### GIVEN PROBLEM
Leave out the pictures and repeat everything else in the records exactly.
─── GIVEN ENTRIES ───
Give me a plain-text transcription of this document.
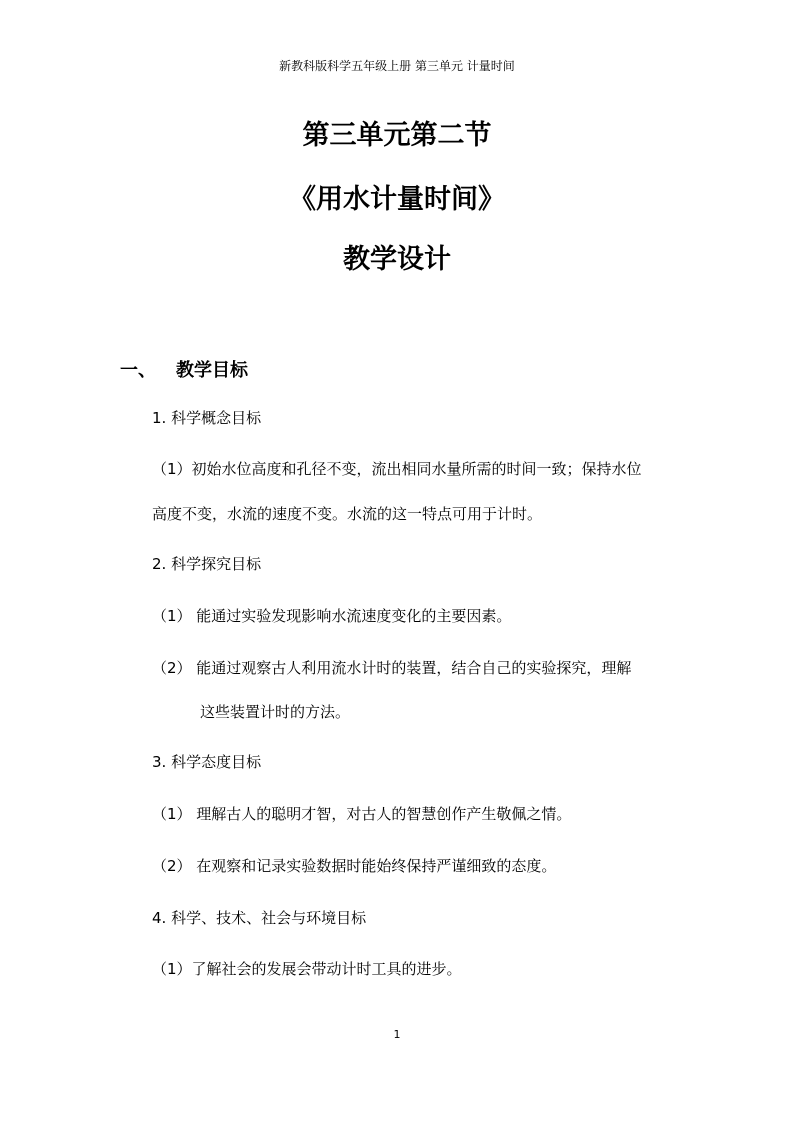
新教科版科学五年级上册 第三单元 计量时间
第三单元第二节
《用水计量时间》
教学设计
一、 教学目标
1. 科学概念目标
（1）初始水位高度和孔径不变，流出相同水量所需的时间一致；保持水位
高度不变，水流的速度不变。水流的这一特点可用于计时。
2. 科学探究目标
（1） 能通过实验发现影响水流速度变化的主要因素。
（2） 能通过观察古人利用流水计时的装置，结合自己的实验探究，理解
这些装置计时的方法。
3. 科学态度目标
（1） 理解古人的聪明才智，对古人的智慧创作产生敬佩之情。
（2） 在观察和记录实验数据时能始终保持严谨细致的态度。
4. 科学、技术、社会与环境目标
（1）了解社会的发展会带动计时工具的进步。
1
───
### WRITTEN SOLUTION
Give me a plain-text transcription of this document.
新教科版科学五年级上册 第三单元 计量时间
第三单元第二节
《用水计量时间》
教学设计
一、 教学目标
1. 科学概念目标
（1）初始水位高度和孔径不变，流出相同水量所需的时间一致；保持水位
高度不变，水流的速度不变。水流的这一特点可用于计时。
2. 科学探究目标
（1） 能通过实验发现影响水流速度变化的主要因素。
（2） 能通过观察古人利用流水计时的装置，结合自己的实验探究，理解
这些装置计时的方法。
3. 科学态度目标
（1） 理解古人的聪明才智，对古人的智慧创作产生敬佩之情。
（2） 在观察和记录实验数据时能始终保持严谨细致的态度。
4. 科学、技术、社会与环境目标
（1）了解社会的发展会带动计时工具的进步。
1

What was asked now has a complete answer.